▸ **Stated problem**: Word for word, retype every entry in the listing.

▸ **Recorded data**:
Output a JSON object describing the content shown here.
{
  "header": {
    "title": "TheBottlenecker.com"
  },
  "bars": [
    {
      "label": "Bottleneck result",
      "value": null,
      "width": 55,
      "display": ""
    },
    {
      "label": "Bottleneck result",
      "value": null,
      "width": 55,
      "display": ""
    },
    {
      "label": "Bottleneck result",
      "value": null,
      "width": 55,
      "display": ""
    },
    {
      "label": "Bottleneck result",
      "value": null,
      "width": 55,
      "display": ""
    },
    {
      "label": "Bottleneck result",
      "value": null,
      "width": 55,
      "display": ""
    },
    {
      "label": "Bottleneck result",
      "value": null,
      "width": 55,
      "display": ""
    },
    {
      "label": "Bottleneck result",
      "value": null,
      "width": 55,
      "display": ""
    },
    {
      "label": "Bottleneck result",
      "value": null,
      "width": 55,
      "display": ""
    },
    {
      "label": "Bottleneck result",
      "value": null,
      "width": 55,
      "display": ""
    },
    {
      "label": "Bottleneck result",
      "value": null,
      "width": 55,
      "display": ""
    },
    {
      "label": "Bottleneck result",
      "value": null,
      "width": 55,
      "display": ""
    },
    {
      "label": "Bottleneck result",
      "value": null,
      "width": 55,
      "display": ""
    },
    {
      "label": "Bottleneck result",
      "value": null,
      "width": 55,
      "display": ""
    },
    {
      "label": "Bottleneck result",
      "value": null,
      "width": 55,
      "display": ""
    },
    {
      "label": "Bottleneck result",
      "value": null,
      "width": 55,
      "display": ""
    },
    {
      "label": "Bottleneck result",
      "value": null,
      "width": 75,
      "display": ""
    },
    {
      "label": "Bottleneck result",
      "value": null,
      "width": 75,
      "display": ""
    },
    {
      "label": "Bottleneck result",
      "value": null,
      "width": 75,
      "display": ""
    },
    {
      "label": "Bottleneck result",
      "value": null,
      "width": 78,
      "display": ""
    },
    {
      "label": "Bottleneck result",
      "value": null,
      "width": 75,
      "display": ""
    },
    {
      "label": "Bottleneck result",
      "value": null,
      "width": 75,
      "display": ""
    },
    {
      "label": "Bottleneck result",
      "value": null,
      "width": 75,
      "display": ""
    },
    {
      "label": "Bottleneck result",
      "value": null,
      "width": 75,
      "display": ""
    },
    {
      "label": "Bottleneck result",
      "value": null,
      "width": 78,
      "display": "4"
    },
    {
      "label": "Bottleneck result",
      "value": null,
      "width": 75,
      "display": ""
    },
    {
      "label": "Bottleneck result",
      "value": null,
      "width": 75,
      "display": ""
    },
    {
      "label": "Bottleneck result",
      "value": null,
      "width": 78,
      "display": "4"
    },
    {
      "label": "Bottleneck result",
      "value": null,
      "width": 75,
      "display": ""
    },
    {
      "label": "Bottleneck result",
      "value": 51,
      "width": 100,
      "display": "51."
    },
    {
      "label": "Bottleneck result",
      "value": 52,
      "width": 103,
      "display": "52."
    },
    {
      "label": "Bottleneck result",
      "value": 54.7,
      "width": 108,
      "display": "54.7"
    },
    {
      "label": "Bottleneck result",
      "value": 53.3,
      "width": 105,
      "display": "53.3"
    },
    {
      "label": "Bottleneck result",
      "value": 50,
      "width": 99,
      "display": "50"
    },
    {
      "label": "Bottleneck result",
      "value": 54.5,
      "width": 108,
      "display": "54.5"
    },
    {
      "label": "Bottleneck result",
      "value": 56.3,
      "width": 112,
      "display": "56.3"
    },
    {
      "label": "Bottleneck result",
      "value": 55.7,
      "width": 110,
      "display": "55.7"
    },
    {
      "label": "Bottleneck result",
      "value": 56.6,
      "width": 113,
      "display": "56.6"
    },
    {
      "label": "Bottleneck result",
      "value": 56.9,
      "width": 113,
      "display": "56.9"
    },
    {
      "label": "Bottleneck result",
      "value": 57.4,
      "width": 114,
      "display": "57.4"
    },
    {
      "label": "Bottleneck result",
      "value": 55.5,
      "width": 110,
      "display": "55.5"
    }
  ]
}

▸ **Answer for this exercise**:
Output a JSON object describing the content shown here.
{
  "header": {
    "title": "TheBottlenecker.com"
  },
  "bars": [
    {
      "label": "Bottleneck result",
      "value": null,
      "width": 55,
      "display": ""
    },
    {
      "label": "Bottleneck result",
      "value": null,
      "width": 55,
      "display": ""
    },
    {
      "label": "Bottleneck result",
      "value": null,
      "width": 55,
      "display": ""
    },
    {
      "label": "Bottleneck result",
      "value": null,
      "width": 55,
      "display": ""
    },
    {
      "label": "Bottleneck result",
      "value": null,
      "width": 55,
      "display": ""
    },
    {
      "label": "Bottleneck result",
      "value": null,
      "width": 55,
      "display": ""
    },
    {
      "label": "Bottleneck result",
      "value": null,
      "width": 55,
      "display": ""
    },
    {
      "label": "Bottleneck result",
      "value": null,
      "width": 55,
      "display": ""
    },
    {
      "label": "Bottleneck result",
      "value": null,
      "width": 55,
      "display": ""
    },
    {
      "label": "Bottleneck result",
      "value": null,
      "width": 55,
      "display": ""
    },
    {
      "label": "Bottleneck result",
      "value": null,
      "width": 55,
      "display": ""
    },
    {
      "label": "Bottleneck result",
      "value": null,
      "width": 55,
      "display": ""
    },
    {
      "label": "Bottleneck result",
      "value": null,
      "width": 55,
      "display": ""
    },
    {
      "label": "Bottleneck result",
      "value": null,
      "width": 55,
      "display": ""
    },
    {
      "label": "Bottleneck result",
      "value": null,
      "width": 55,
      "display": ""
    },
    {
      "label": "Bottleneck result",
      "value": null,
      "width": 75,
      "display": ""
    },
    {
      "label": "Bottleneck result",
      "value": null,
      "width": 75,
      "display": ""
    },
    {
      "label": "Bottleneck result",
      "value": null,
      "width": 75,
      "display": ""
    },
    {
      "label": "Bottleneck result",
      "value": null,
      "width": 78,
      "display": ""
    },
    {
      "label": "Bottleneck result",
      "value": null,
      "width": 75,
      "display": ""
    },
    {
      "label": "Bottleneck result",
      "value": null,
      "width": 75,
      "display": ""
    },
    {
      "label": "Bottleneck result",
      "value": null,
      "width": 75,
      "display": ""
    },
    {
      "label": "Bottleneck result",
      "value": null,
      "width": 75,
      "display": ""
    },
    {
      "label": "Bottleneck result",
      "value": null,
      "width": 78,
      "display": "4"
    },
    {
      "label": "Bottleneck result",
      "value": null,
      "width": 75,
      "display": ""
    },
    {
      "label": "Bottleneck result",
      "value": null,
      "width": 75,
      "display": ""
    },
    {
      "label": "Bottleneck result",
      "value": null,
      "width": 78,
      "display": "4"
    },
    {
      "label": "Bottleneck result",
      "value": null,
      "width": 75,
      "display": ""
    },
    {
      "label": "Bottleneck result",
      "value": 51,
      "width": 100,
      "display": "51."
    },
    {
      "label": "Bottleneck result",
      "value": 52,
      "width": 103,
      "display": "52."
    },
    {
      "label": "Bottleneck result",
      "value": 54.7,
      "width": 108,
      "display": "54.7"
    },
    {
      "label": "Bottleneck result",
      "value": 53.3,
      "width": 105,
      "display": "53.3"
    },
    {
      "label": "Bottleneck result",
      "value": 50,
      "width": 99,
      "display": "50"
    },
    {
      "label": "Bottleneck result",
      "value": 54.5,
      "width": 108,
      "display": "54.5"
    },
    {
      "label": "Bottleneck result",
      "value": 56.3,
      "width": 112,
      "display": "56.3"
    },
    {
      "label": "Bottleneck result",
      "value": 55.7,
      "width": 110,
      "display": "55.7"
    },
    {
      "label": "Bottleneck result",
      "value": 56.6,
      "width": 113,
      "display": "56.6"
    },
    {
      "label": "Bottleneck result",
      "value": 56.9,
      "width": 113,
      "display": "56.9"
    },
    {
      "label": "Bottleneck result",
      "value": 57.4,
      "width": 114,
      "display": "57.4"
    },
    {
      "label": "Bottleneck result",
      "value": 55.5,
      "width": 110,
      "display": "55.5"
    }
  ]
}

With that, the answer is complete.